__Problem to work on__. Extract each line holding the word "text" from the entries.

__Data supplied__.
.....
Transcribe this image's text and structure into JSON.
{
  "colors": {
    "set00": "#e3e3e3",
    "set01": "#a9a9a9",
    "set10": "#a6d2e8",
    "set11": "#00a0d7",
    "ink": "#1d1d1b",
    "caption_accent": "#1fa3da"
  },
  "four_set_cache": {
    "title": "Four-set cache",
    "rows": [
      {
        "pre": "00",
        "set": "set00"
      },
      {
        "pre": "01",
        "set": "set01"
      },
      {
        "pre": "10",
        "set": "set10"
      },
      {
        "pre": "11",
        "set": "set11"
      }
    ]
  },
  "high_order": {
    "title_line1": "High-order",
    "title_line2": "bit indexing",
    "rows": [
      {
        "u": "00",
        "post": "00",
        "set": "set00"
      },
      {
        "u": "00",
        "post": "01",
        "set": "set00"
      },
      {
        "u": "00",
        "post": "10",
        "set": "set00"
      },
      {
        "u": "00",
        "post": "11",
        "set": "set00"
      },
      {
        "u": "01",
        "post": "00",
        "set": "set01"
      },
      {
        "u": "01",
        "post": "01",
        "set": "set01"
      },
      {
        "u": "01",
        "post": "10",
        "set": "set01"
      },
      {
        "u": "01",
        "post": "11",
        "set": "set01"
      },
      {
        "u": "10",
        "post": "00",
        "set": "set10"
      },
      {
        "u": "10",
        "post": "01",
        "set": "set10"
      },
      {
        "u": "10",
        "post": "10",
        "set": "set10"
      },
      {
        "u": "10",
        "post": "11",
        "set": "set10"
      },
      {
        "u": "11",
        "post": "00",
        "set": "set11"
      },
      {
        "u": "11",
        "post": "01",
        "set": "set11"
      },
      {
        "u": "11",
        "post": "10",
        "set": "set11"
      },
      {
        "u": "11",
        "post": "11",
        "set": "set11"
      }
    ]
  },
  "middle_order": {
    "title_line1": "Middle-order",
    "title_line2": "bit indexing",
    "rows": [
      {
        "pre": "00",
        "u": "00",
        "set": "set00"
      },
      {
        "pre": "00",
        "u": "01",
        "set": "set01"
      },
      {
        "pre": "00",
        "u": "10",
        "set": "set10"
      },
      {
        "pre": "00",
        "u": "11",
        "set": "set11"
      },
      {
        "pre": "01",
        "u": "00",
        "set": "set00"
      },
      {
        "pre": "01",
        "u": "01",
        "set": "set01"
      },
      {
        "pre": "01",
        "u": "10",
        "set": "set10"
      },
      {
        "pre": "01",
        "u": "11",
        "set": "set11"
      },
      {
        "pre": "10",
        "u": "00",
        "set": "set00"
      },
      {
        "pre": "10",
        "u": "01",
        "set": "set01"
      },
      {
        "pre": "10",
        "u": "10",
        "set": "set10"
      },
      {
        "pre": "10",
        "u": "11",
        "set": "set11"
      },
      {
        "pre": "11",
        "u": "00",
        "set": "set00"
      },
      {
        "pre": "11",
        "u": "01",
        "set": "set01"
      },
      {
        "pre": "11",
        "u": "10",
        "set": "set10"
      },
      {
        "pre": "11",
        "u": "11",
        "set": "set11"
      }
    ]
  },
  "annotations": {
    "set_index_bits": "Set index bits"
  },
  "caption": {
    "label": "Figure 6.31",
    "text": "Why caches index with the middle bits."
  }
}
.....
__Answer to this task__.
Transcribe this image's text and structure into JSON.
    "text": "Why caches index with the middle bits."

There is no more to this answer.